• **DIRECTIONS**:
Find each line with the word "this" and say how many there are, nothing else.

------ RECORDS FOR THE TASK

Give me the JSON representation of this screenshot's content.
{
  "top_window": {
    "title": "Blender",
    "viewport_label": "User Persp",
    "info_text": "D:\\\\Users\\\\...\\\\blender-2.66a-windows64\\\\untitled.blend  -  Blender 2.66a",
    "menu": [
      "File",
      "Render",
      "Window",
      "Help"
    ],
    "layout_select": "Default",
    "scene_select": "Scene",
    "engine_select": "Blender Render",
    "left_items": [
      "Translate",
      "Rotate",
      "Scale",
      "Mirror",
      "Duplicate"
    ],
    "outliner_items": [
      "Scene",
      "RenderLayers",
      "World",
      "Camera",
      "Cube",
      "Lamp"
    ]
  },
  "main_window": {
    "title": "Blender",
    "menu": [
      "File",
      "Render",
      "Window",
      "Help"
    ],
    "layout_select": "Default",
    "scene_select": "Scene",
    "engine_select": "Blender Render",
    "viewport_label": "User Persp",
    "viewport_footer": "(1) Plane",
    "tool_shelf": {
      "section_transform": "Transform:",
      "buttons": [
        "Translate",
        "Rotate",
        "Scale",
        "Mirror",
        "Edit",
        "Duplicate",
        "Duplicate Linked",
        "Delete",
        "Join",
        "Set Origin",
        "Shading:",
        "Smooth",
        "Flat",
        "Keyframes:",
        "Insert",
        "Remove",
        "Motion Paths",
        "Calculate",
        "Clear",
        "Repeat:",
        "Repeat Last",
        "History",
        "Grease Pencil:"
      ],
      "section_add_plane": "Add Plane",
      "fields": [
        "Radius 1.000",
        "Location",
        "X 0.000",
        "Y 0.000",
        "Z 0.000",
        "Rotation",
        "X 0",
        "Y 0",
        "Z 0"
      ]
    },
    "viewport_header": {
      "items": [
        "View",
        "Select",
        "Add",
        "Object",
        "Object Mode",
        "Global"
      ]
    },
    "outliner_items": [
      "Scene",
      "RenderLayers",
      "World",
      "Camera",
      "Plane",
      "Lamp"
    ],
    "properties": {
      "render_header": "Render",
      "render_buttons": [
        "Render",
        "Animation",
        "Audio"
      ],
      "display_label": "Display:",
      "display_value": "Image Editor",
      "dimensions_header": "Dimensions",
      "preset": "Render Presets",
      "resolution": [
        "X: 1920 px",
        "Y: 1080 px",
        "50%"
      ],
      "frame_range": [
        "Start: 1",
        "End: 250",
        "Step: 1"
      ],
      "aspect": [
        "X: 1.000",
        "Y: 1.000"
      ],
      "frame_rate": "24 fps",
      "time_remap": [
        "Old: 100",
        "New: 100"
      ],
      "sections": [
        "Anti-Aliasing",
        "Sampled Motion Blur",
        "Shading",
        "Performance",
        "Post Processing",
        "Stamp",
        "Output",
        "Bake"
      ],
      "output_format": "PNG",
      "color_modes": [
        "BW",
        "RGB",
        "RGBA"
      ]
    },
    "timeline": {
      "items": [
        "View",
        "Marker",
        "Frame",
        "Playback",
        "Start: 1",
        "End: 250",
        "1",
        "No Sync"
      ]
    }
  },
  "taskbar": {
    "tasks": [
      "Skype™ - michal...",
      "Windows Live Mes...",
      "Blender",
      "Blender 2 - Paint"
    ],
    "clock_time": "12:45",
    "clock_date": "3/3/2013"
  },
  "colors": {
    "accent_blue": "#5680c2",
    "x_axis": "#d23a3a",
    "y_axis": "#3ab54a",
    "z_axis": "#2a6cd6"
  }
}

------------
------ RECORDS FOR THE TASK

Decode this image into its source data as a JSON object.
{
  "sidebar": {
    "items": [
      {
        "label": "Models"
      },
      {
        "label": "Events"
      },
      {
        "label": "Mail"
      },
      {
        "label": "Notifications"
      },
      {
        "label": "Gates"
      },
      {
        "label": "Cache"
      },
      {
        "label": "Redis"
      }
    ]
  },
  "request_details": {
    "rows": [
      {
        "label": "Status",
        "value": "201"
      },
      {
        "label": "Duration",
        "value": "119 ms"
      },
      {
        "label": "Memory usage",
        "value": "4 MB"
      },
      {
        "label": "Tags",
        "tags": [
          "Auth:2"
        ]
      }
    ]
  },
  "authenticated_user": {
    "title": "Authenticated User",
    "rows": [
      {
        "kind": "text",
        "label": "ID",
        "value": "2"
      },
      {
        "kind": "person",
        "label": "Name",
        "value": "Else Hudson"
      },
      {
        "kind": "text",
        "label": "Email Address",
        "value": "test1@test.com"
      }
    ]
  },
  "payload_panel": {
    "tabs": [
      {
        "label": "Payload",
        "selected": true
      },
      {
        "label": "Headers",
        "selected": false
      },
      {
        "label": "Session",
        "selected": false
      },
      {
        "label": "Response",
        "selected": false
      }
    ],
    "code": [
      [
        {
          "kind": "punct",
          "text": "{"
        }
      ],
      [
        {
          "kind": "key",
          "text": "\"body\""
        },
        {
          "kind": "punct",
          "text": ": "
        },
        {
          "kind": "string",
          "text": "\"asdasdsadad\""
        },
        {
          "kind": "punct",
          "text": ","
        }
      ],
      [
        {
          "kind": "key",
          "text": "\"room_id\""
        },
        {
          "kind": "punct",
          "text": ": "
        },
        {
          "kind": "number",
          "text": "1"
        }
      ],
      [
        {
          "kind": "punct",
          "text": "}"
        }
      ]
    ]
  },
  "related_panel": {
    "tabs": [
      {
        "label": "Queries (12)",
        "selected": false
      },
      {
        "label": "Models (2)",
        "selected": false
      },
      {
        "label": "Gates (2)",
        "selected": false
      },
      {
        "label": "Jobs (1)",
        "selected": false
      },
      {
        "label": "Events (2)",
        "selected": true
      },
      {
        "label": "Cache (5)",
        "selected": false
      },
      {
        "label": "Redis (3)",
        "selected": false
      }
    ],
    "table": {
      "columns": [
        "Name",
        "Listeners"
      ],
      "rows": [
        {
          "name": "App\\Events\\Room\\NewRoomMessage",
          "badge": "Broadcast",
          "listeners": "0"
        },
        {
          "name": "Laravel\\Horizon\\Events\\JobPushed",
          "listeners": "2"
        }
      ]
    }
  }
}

------------

• **EXPECTED ANSWER**:
2